Written request => Where a line holds "Outdoor", copy it.

══ Provided material ══

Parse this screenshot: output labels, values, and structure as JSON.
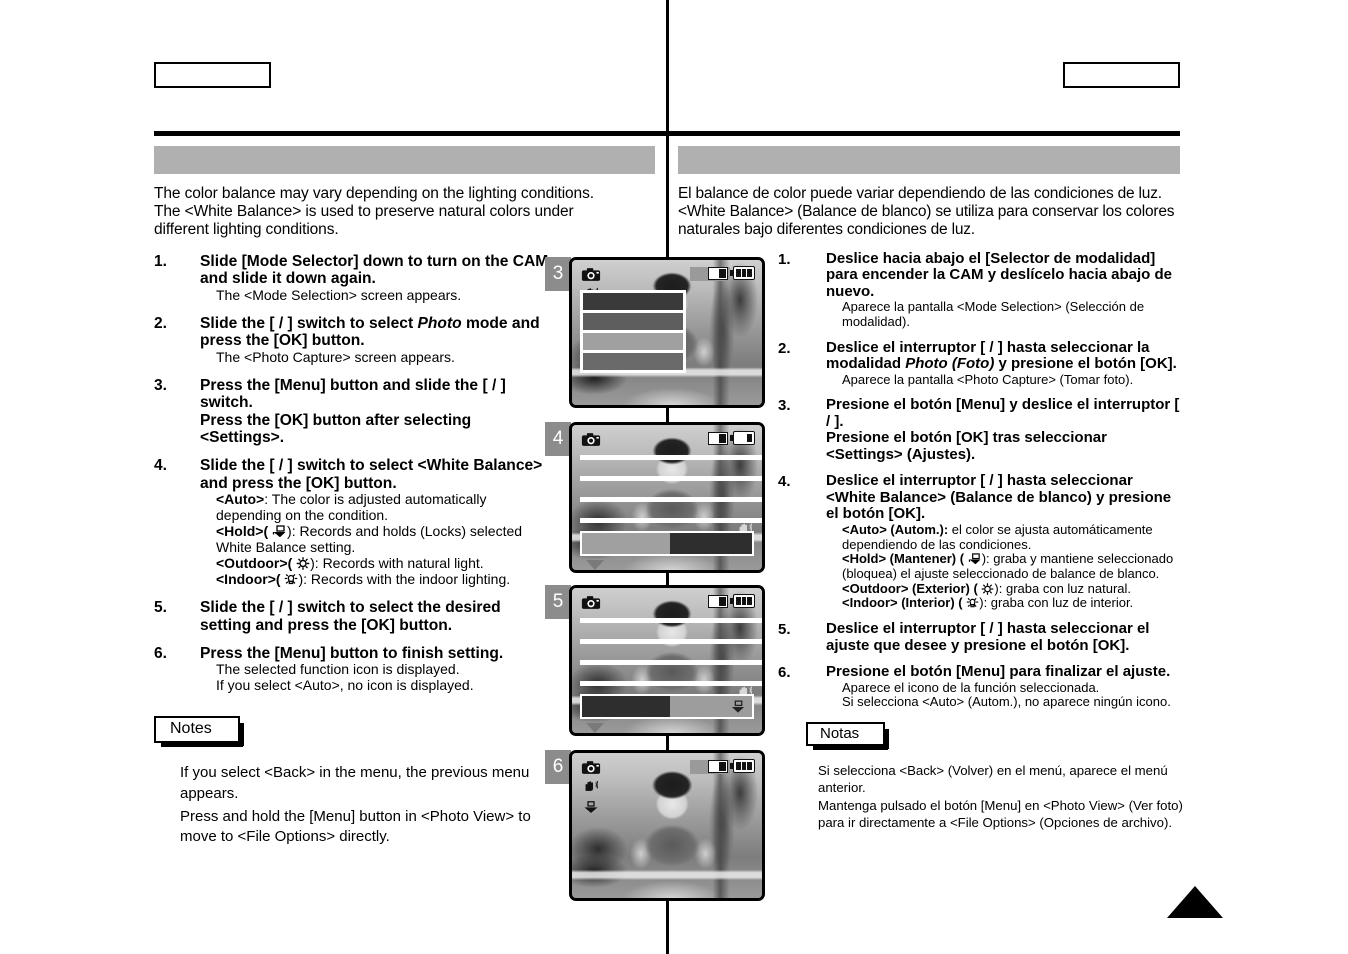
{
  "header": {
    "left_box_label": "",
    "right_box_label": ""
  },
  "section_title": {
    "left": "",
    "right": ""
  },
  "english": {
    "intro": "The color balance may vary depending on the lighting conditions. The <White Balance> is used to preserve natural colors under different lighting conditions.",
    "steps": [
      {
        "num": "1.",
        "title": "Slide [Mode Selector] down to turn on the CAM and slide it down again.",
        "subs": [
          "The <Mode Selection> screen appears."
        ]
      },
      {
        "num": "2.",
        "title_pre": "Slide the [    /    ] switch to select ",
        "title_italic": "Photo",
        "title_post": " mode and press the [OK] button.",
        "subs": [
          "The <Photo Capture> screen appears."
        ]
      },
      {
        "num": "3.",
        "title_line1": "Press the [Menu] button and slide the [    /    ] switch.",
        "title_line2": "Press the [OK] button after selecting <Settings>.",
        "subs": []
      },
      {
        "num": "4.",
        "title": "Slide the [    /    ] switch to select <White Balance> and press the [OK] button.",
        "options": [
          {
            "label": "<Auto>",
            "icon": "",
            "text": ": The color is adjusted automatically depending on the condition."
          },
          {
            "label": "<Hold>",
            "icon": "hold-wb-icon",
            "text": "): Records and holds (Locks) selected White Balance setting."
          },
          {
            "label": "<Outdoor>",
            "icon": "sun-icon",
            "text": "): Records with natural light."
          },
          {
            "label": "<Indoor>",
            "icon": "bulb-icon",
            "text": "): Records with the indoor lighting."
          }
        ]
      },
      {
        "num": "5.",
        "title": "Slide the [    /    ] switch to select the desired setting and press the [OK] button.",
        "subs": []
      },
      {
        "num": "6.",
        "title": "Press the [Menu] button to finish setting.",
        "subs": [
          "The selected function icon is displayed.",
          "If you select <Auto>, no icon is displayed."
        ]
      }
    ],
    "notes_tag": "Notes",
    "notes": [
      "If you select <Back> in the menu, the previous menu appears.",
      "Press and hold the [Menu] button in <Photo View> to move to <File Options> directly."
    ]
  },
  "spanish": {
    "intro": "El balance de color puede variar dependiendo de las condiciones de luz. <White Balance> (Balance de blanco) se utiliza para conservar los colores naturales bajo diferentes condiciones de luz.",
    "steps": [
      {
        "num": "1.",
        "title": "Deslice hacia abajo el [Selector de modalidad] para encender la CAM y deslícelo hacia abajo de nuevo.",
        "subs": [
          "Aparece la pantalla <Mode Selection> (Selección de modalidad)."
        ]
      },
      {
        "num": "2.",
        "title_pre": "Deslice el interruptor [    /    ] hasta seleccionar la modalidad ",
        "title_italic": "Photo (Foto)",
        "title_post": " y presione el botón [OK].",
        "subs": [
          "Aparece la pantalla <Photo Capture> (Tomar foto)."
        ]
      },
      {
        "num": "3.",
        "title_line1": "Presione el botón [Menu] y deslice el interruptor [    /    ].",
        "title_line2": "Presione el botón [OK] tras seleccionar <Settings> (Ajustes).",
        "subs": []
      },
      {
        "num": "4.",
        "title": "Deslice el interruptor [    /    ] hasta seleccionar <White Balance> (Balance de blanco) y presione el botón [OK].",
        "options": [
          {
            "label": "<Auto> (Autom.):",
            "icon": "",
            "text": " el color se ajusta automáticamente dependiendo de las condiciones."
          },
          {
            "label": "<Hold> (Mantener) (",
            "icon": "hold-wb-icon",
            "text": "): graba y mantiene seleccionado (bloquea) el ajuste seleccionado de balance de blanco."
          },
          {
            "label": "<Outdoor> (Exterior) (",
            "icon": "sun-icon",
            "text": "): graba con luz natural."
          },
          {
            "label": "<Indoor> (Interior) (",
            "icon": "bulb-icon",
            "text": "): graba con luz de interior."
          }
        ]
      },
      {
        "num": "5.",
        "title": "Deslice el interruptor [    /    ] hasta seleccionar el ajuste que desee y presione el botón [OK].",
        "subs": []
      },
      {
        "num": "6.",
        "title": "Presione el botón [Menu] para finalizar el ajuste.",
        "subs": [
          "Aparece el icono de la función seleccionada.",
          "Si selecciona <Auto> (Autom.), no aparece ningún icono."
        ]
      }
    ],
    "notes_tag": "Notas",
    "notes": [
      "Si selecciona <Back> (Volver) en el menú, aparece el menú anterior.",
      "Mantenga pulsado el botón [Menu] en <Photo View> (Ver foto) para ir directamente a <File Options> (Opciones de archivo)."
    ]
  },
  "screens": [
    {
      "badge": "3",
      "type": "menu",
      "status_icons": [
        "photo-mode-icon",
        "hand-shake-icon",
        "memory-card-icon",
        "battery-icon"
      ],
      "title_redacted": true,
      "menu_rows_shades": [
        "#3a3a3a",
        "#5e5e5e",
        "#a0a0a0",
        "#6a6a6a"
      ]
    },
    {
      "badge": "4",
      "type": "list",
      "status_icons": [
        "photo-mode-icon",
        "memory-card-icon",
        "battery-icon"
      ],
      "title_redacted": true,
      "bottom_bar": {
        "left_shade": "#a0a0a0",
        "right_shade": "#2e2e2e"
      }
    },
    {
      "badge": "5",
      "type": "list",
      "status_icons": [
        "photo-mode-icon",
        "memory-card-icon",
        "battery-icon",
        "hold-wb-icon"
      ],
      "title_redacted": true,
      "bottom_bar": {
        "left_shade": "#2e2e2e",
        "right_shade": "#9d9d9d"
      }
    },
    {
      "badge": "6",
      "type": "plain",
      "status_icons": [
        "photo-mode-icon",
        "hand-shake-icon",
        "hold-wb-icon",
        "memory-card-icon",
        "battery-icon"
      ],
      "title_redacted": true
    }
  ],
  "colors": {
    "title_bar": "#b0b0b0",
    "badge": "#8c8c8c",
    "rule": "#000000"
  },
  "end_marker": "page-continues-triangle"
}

═══
══ Provided material ══

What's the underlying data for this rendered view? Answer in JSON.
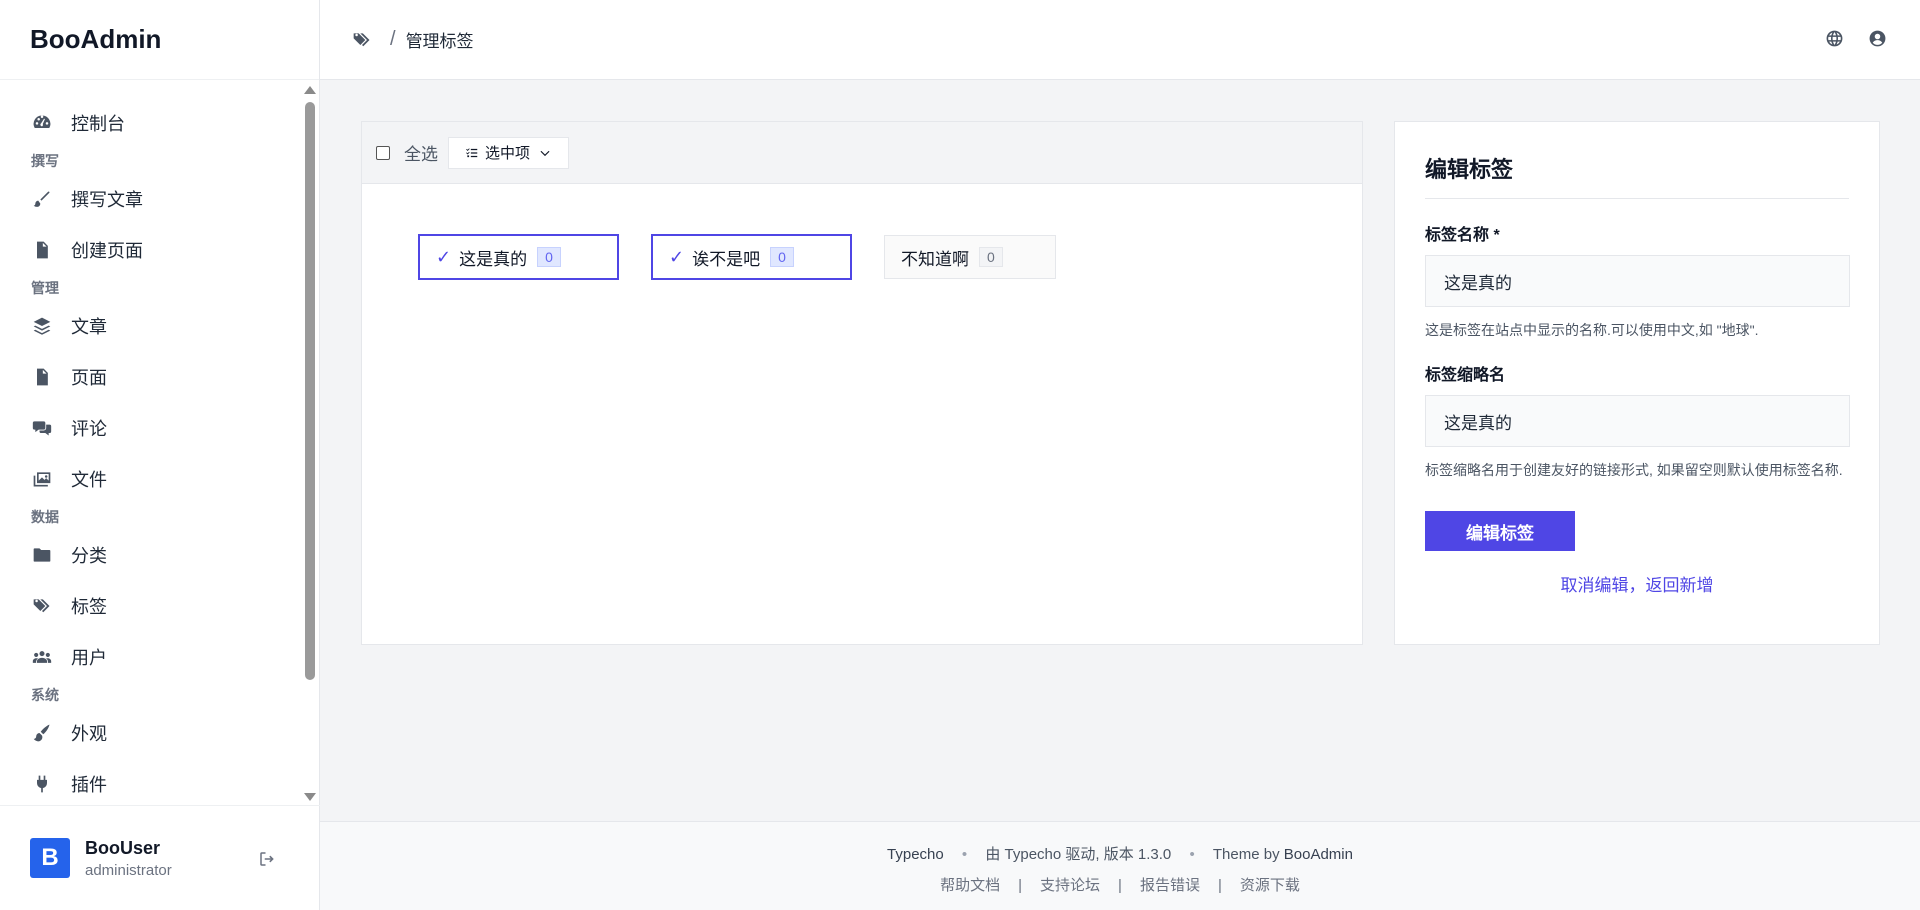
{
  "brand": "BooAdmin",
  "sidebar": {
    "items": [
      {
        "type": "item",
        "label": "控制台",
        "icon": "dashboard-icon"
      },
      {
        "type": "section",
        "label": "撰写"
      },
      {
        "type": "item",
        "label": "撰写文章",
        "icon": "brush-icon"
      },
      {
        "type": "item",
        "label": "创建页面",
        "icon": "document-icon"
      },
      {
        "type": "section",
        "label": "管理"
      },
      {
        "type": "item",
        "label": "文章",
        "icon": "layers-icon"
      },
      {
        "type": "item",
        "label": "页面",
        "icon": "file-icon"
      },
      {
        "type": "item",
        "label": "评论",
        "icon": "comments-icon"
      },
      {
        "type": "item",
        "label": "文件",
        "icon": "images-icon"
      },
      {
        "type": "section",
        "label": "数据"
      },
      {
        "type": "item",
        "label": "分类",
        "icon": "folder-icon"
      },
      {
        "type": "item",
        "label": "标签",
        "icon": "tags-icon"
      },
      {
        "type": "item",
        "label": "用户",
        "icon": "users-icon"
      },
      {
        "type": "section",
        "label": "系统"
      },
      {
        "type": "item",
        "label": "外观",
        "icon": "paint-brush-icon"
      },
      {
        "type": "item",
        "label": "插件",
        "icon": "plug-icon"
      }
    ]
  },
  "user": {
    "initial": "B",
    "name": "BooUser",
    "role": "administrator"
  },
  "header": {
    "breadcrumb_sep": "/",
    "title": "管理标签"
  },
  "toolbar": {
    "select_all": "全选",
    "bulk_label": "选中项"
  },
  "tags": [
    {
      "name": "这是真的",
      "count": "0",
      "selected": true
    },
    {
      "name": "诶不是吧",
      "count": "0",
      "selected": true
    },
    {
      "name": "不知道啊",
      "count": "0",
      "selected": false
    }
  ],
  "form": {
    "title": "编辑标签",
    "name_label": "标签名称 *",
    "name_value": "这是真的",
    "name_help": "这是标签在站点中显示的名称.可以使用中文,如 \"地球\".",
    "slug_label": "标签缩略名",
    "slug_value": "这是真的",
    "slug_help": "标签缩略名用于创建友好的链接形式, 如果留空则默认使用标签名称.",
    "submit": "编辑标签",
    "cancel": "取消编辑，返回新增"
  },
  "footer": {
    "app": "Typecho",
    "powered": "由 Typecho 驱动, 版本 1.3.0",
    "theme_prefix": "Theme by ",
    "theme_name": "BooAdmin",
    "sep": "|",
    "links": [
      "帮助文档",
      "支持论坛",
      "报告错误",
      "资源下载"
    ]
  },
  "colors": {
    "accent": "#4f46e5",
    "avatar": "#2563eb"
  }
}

═══

Expected answer =>
            "label": "<Outdoor>",
            "label": "<Outdoor> (Exterior) (",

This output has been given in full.